• What is required
Go through the material and pull out every line with the string "fill" in it.
━━━━━ Records for the exercise ━━━━━
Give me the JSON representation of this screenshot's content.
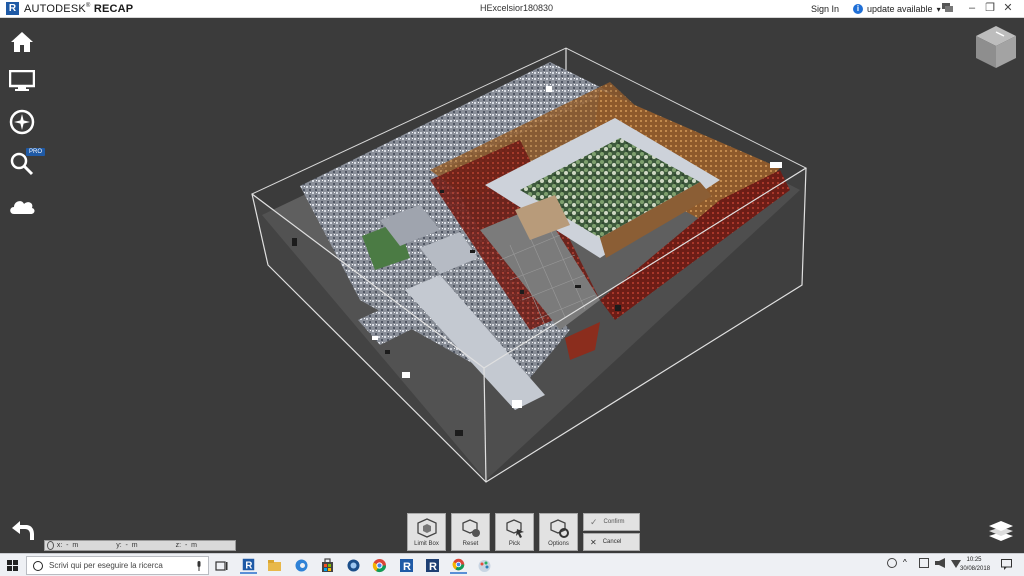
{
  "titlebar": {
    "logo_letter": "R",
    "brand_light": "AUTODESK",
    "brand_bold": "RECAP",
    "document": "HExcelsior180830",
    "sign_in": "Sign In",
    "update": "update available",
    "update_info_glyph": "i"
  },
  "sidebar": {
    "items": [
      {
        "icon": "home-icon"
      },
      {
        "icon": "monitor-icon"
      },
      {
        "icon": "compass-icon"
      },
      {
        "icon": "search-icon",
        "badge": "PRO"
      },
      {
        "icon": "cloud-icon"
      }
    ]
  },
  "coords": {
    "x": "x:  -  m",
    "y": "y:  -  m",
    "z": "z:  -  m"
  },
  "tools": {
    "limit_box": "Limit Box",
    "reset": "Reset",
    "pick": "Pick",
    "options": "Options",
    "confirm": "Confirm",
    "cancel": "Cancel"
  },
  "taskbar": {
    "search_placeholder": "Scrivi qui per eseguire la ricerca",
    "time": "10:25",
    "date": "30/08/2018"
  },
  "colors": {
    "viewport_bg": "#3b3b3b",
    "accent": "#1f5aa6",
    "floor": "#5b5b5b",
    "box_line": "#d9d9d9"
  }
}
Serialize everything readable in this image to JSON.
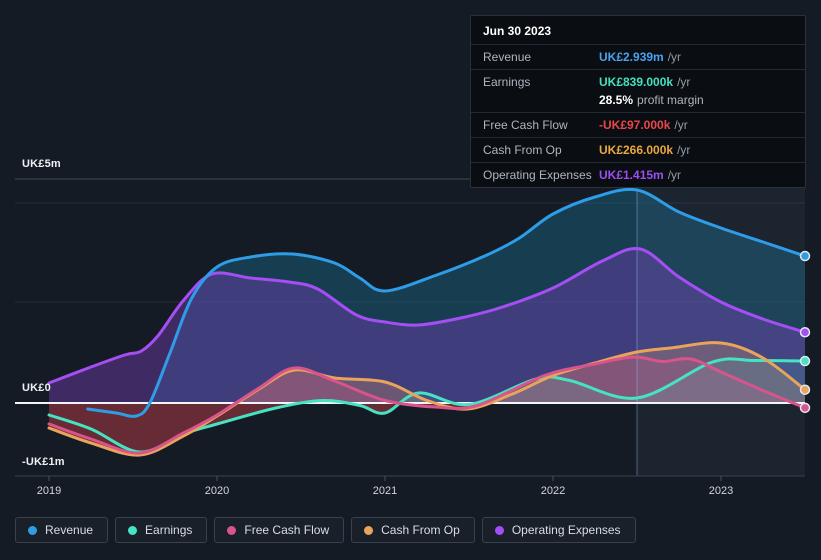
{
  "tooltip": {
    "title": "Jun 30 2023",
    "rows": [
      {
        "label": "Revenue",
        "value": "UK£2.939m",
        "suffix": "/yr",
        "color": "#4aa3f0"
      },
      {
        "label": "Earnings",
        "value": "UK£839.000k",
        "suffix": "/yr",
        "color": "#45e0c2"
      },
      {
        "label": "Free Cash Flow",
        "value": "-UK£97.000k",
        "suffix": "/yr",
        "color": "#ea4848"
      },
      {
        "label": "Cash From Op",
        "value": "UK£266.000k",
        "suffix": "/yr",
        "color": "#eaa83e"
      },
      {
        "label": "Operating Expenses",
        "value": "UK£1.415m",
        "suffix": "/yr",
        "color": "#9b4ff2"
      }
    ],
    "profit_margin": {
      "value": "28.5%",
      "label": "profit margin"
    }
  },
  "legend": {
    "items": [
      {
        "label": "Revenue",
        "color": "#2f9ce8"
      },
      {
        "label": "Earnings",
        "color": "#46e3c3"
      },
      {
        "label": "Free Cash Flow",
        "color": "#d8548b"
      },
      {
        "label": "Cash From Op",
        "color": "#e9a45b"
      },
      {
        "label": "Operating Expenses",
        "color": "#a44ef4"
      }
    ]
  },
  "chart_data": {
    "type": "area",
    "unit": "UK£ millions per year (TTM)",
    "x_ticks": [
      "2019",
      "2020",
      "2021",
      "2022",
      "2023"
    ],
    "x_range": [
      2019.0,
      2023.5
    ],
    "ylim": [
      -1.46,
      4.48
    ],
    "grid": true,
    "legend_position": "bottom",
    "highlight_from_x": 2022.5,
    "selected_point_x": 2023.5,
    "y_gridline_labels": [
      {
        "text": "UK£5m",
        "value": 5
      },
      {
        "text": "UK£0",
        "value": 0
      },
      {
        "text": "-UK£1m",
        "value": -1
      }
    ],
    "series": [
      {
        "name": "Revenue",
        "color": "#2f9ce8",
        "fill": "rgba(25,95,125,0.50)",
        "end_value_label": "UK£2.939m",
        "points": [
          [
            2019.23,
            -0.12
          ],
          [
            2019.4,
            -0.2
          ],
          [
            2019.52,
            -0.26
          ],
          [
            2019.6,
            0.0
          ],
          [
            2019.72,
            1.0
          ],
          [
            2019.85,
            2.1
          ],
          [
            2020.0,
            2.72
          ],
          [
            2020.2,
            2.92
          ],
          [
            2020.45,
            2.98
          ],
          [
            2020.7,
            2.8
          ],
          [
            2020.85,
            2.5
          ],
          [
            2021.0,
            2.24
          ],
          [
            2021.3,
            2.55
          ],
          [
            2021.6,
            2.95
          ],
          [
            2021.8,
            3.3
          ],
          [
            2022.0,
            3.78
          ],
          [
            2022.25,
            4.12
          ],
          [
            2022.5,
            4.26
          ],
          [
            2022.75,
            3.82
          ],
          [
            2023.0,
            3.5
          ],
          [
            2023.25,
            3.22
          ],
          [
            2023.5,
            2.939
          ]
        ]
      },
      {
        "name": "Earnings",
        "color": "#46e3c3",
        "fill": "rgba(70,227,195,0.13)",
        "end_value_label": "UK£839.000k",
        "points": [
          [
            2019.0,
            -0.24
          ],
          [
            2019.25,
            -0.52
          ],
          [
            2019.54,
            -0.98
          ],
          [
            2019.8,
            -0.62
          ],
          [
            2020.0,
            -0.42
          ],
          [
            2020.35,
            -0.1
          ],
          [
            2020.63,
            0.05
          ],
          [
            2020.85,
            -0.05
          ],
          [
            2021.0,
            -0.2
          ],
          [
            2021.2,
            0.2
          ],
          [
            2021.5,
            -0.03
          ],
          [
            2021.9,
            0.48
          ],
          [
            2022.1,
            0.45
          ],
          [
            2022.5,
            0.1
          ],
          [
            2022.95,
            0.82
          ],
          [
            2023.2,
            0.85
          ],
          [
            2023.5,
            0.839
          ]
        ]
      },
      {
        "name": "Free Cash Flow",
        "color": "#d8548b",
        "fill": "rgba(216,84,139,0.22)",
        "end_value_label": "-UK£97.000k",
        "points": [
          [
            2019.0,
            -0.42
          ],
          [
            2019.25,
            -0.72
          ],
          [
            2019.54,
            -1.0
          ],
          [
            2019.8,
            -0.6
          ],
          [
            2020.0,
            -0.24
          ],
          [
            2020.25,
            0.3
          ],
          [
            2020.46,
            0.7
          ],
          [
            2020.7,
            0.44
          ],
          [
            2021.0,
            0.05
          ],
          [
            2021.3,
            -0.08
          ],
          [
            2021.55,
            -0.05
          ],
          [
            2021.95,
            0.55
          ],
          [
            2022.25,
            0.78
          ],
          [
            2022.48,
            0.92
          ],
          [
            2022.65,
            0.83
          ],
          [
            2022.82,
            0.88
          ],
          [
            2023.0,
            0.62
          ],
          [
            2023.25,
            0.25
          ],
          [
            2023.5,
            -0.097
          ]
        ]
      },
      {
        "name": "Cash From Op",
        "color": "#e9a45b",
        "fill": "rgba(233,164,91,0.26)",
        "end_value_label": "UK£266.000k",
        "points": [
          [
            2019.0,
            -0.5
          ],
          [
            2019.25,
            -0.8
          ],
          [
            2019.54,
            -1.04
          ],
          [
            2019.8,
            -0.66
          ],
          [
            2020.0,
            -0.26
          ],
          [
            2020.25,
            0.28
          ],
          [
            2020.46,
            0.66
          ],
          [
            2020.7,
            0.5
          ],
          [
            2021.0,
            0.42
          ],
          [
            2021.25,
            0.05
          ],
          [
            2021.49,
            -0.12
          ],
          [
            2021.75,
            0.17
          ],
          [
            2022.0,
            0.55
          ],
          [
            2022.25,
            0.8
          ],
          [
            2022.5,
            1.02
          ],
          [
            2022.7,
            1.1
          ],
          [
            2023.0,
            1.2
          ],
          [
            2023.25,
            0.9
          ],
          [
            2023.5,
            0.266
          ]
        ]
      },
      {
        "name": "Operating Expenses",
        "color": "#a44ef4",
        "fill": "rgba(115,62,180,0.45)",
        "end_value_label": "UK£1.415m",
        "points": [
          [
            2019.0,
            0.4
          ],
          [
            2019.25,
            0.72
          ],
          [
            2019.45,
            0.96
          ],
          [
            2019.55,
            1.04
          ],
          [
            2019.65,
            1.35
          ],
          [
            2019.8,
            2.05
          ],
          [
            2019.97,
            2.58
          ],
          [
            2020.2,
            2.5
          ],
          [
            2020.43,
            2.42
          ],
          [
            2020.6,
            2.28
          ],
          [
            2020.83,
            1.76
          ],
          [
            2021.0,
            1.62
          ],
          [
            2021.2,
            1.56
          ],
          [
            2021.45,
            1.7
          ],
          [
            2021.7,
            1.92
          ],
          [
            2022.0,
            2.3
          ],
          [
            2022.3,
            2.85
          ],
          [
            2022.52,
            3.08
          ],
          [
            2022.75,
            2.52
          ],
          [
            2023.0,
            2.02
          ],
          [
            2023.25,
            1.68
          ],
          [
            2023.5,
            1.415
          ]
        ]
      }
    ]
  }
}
━━━━━
• Solution
        "fill": "rgba(25,95,125,0.50)",
        "fill": "rgba(70,227,195,0.13)",
        "fill": "rgba(216,84,139,0.22)",
        "fill": "rgba(233,164,91,0.26)",
        "fill": "rgba(115,62,180,0.45)",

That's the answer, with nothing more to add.